- _What this task involves_
Read through the records below and copy each line that uses the word "https".

- _Records to process_

* * *

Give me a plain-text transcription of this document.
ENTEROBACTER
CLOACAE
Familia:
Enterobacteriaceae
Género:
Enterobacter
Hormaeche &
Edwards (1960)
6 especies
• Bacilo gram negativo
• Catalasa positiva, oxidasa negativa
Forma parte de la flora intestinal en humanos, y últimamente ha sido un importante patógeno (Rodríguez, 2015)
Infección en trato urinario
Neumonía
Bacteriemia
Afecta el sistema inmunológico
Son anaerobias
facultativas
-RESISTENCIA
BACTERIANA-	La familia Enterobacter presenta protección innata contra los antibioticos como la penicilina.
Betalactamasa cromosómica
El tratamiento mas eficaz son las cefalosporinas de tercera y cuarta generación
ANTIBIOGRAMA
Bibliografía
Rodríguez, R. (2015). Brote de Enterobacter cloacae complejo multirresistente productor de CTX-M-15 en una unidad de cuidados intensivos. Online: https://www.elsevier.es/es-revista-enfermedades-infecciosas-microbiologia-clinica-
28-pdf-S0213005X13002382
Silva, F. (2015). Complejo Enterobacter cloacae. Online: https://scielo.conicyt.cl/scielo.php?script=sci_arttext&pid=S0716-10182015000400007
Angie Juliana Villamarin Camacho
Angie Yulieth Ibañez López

* * *

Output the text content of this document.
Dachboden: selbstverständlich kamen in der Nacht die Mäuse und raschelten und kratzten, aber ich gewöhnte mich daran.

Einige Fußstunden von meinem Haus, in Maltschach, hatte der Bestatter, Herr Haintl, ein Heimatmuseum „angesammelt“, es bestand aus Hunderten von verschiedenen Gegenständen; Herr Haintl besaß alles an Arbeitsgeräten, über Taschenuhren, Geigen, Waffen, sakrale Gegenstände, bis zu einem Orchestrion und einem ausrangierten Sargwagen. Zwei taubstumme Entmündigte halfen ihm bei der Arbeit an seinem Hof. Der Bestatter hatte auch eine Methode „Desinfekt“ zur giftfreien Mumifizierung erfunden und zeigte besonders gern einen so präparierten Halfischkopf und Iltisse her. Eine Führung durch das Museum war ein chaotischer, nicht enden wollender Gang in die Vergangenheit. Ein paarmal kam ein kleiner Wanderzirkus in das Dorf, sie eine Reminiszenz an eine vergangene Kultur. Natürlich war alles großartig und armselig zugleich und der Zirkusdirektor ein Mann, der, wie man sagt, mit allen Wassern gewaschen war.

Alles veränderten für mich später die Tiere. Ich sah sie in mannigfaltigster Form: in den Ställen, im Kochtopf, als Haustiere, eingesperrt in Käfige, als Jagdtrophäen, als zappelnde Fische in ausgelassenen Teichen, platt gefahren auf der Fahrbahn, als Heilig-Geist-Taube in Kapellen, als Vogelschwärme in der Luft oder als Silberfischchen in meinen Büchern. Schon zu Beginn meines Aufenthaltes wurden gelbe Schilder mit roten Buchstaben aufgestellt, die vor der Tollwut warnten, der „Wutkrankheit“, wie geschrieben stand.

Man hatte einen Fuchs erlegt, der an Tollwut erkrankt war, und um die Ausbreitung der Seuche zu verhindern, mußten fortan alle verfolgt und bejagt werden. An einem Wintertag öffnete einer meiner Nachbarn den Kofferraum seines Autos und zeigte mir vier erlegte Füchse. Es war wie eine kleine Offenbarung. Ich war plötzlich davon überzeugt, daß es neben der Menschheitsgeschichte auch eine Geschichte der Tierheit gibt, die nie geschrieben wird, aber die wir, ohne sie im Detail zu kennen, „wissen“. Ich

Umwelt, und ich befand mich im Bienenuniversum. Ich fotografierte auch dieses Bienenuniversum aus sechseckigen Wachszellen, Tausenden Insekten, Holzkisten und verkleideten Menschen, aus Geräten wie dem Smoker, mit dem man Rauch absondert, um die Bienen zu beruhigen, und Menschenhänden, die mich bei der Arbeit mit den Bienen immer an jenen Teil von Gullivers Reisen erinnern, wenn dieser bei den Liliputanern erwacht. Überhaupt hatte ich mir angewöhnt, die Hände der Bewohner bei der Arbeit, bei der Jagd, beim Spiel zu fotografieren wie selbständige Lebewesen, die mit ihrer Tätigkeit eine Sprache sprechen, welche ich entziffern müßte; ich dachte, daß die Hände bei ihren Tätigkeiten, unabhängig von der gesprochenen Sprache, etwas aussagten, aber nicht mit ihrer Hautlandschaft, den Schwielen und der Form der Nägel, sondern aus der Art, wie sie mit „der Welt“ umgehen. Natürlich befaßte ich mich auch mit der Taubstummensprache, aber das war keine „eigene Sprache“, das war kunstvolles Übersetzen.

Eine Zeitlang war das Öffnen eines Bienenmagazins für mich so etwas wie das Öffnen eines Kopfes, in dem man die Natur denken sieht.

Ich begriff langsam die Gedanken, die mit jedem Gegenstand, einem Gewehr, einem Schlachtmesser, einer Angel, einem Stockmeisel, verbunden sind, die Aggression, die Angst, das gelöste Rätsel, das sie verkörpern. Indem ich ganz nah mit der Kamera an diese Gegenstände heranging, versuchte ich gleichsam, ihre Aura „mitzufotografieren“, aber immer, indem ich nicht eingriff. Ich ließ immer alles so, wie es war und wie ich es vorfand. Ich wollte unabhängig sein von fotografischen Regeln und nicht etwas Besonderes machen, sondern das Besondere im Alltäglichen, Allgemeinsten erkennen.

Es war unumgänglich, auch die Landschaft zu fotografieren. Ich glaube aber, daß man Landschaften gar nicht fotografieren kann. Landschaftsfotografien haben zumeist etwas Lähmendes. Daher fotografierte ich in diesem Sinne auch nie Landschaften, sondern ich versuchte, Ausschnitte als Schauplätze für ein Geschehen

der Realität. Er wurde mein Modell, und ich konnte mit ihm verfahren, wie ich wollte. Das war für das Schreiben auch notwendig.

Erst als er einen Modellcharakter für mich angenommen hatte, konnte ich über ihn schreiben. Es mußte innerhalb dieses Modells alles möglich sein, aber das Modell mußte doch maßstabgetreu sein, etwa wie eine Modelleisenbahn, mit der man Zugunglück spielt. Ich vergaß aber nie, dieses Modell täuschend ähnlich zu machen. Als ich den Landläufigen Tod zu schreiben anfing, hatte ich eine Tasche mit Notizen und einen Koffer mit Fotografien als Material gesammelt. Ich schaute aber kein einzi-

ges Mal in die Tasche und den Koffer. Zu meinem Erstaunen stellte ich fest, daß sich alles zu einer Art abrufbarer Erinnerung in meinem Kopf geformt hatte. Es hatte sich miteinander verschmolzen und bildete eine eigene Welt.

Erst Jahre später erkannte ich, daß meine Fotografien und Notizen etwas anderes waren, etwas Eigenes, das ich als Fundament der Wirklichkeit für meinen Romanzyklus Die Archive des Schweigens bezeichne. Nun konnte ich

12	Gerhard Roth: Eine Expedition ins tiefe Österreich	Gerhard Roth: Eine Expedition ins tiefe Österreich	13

* * *

- _Answer to the problem_
Rodríguez, R. (2015). Brote de Enterobacter cloacae complejo multirresistente productor de CTX-M-15 en una unidad de cuidados intensivos. Online: https://www.elsevier.es/es-revista-enfermedades-infecciosas-microbiologia-clinica-
Silva, F. (2015). Complejo Enterobacter cloacae. Online: https://scielo.conicyt.cl/scielo.php?script=sci_arttext&pid=S0716-10182015000400007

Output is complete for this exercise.